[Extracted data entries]
[BEGIN]

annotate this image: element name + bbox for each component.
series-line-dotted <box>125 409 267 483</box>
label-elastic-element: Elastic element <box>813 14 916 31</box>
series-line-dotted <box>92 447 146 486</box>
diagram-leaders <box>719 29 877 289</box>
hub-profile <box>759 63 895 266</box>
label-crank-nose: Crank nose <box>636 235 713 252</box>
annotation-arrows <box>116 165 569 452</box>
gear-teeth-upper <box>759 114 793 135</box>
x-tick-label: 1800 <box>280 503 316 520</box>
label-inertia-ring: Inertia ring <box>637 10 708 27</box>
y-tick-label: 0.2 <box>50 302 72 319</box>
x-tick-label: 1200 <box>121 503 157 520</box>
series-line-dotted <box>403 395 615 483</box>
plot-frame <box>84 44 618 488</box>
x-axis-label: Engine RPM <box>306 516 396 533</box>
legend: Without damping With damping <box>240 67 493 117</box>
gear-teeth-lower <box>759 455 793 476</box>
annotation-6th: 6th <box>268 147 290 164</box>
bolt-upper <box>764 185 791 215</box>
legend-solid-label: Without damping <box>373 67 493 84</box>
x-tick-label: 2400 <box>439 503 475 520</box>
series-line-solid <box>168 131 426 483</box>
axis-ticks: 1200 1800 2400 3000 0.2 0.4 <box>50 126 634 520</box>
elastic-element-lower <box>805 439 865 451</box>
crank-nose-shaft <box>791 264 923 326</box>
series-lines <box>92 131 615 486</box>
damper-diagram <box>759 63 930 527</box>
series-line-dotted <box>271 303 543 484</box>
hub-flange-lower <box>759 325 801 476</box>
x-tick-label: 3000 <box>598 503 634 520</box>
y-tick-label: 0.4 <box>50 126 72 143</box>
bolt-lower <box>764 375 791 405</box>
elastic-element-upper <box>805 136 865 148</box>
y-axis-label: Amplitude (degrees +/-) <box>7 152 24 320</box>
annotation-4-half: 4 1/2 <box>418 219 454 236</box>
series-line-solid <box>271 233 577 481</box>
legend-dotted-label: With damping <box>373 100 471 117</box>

[END]

**EXERCISE REQUIREMENTS**
Pick out every line in the records above that contains the string "diagram".

**OUTPUT FOR THIS TASK**
diagram-leaders <box>719 29 877 289</box>
damper-diagram <box>759 63 930 527</box>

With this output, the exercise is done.